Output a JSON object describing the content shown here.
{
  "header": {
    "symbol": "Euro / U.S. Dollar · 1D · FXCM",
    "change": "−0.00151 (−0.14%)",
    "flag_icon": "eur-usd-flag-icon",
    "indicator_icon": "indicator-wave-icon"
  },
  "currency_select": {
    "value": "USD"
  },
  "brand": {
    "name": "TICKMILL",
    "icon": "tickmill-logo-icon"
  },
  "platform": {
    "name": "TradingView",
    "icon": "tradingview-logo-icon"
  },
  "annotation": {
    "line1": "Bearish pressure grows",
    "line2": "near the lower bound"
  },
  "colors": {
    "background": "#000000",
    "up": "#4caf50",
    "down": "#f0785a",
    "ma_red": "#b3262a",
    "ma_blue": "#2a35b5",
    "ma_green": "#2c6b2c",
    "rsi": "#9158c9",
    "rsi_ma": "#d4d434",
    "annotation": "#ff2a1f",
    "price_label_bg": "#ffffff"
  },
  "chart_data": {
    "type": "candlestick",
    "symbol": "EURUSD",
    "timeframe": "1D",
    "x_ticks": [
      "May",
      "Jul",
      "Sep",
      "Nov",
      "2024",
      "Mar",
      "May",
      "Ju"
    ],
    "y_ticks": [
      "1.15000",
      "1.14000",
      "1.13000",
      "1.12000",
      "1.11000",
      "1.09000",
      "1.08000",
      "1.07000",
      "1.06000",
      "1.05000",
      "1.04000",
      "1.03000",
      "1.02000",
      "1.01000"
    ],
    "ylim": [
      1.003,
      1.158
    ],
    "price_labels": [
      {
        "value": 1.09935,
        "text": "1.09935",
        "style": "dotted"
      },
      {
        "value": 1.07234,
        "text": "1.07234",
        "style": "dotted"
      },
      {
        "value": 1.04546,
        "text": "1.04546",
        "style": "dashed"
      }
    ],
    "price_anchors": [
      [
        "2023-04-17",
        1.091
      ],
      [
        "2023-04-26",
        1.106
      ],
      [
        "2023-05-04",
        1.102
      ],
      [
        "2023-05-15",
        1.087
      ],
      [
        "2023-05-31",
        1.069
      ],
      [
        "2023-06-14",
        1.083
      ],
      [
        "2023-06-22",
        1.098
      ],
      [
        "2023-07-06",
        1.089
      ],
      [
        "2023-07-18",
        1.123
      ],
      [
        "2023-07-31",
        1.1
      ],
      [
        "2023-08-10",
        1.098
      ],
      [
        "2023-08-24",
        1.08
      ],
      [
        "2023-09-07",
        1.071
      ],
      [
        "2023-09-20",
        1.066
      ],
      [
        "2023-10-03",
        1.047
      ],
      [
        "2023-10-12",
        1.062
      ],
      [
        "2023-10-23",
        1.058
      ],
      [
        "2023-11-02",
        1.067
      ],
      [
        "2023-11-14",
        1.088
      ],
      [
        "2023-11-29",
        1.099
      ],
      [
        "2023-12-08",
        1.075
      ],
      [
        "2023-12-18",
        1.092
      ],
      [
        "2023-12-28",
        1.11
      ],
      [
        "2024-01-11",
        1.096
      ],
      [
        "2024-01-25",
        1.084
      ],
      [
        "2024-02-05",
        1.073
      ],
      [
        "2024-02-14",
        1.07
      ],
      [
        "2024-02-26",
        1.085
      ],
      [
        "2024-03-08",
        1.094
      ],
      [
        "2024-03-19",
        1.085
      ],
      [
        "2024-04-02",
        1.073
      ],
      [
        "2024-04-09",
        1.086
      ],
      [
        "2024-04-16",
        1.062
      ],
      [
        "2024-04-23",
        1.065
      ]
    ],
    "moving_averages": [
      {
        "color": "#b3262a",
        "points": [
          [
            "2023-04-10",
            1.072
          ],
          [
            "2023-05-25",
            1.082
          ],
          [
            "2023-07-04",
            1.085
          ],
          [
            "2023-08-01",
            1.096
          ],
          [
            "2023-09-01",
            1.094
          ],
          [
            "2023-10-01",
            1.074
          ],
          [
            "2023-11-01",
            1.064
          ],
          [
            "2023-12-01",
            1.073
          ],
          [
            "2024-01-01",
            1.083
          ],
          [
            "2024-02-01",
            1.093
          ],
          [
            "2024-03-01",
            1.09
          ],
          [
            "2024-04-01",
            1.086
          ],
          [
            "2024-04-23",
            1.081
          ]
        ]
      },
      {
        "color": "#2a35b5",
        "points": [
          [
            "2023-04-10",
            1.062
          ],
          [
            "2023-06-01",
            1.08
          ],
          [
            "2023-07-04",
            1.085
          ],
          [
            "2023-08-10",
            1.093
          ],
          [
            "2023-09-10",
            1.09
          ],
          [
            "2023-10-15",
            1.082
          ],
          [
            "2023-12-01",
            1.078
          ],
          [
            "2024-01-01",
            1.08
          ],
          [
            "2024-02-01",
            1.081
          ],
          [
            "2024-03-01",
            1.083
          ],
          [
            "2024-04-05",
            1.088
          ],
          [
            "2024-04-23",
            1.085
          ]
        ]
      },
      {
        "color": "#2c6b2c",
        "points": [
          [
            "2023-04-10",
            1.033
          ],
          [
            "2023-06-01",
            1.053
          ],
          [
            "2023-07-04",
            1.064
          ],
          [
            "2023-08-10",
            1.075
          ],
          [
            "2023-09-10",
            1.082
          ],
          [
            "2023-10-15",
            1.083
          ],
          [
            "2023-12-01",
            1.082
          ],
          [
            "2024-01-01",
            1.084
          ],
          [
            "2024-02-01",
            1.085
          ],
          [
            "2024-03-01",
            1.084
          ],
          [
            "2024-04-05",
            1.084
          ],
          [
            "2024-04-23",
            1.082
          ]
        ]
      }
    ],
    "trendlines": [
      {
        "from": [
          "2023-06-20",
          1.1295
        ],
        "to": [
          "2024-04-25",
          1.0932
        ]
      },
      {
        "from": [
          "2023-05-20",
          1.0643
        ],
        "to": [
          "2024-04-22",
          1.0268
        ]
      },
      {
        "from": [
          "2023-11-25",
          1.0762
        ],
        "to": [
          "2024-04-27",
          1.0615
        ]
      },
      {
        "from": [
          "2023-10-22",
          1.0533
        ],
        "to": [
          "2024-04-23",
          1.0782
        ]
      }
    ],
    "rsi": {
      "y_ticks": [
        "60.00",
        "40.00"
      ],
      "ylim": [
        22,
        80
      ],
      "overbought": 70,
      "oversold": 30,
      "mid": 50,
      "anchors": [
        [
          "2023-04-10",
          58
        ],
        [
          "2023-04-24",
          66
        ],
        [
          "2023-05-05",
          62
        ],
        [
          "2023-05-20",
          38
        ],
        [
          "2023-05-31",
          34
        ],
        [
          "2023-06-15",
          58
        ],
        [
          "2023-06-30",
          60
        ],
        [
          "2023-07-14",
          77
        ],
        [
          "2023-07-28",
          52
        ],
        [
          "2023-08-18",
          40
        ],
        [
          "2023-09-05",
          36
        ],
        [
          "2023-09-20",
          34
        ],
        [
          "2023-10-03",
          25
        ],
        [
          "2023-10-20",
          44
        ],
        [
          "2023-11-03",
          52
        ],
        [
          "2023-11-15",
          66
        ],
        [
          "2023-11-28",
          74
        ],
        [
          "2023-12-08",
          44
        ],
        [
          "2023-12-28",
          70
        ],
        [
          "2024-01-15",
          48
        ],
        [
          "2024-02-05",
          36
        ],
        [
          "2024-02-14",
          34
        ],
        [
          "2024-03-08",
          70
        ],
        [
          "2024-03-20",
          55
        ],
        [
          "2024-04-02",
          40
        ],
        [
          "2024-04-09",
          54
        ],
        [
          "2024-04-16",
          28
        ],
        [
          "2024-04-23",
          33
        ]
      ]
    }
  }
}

STATED PROBLEM
Copy all lines of the listing above that contain the string "text".

SOLVED PROBLEM
        "text": "1.09935",
        "text": "1.07234",
        "text": "1.04546",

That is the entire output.